→ **What is expected**: Write out every entry exactly as given, but omit the pictures.
+++ Exercise materials +++
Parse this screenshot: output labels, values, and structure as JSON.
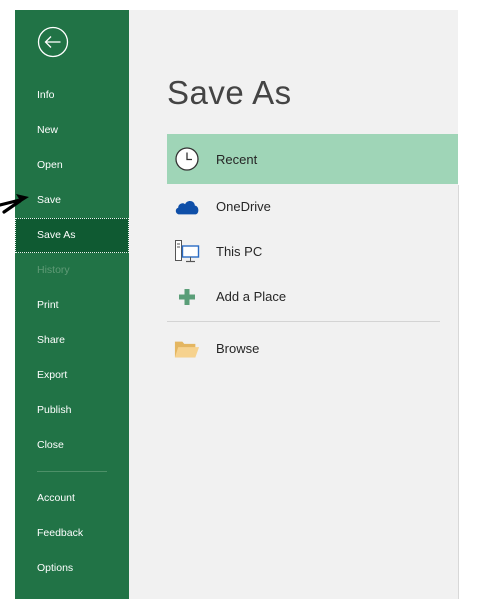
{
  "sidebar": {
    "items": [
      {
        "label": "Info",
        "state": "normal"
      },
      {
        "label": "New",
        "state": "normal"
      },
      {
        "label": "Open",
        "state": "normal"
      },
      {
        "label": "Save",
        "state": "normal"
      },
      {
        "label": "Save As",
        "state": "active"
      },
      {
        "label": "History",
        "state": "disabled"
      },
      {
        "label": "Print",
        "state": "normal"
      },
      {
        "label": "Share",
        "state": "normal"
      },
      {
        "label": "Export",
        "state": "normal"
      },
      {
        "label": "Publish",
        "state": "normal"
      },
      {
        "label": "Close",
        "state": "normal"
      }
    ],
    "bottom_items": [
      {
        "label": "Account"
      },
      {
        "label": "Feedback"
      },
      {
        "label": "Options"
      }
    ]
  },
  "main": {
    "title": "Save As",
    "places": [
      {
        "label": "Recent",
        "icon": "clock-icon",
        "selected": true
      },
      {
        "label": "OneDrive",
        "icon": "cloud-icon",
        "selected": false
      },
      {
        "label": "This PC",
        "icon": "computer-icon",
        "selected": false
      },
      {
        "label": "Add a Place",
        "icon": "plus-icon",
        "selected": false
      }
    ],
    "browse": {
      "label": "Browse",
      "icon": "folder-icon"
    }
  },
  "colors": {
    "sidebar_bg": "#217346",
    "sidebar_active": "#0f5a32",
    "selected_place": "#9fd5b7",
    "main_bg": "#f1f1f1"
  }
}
+++
→ **Task response**:
Parse this screenshot: output labels, values, and structure as JSON.
{
  "sidebar": {
    "items": [
      {
        "label": "Info",
        "state": "normal"
      },
      {
        "label": "New",
        "state": "normal"
      },
      {
        "label": "Open",
        "state": "normal"
      },
      {
        "label": "Save",
        "state": "normal"
      },
      {
        "label": "Save As",
        "state": "active"
      },
      {
        "label": "History",
        "state": "disabled"
      },
      {
        "label": "Print",
        "state": "normal"
      },
      {
        "label": "Share",
        "state": "normal"
      },
      {
        "label": "Export",
        "state": "normal"
      },
      {
        "label": "Publish",
        "state": "normal"
      },
      {
        "label": "Close",
        "state": "normal"
      }
    ],
    "bottom_items": [
      {
        "label": "Account"
      },
      {
        "label": "Feedback"
      },
      {
        "label": "Options"
      }
    ]
  },
  "main": {
    "title": "Save As",
    "places": [
      {
        "label": "Recent",
        "icon": "clock-icon",
        "selected": true
      },
      {
        "label": "OneDrive",
        "icon": "cloud-icon",
        "selected": false
      },
      {
        "label": "This PC",
        "icon": "computer-icon",
        "selected": false
      },
      {
        "label": "Add a Place",
        "icon": "plus-icon",
        "selected": false
      }
    ],
    "browse": {
      "label": "Browse",
      "icon": "folder-icon"
    }
  },
  "colors": {
    "sidebar_bg": "#217346",
    "sidebar_active": "#0f5a32",
    "selected_place": "#9fd5b7",
    "main_bg": "#f1f1f1"
  }
}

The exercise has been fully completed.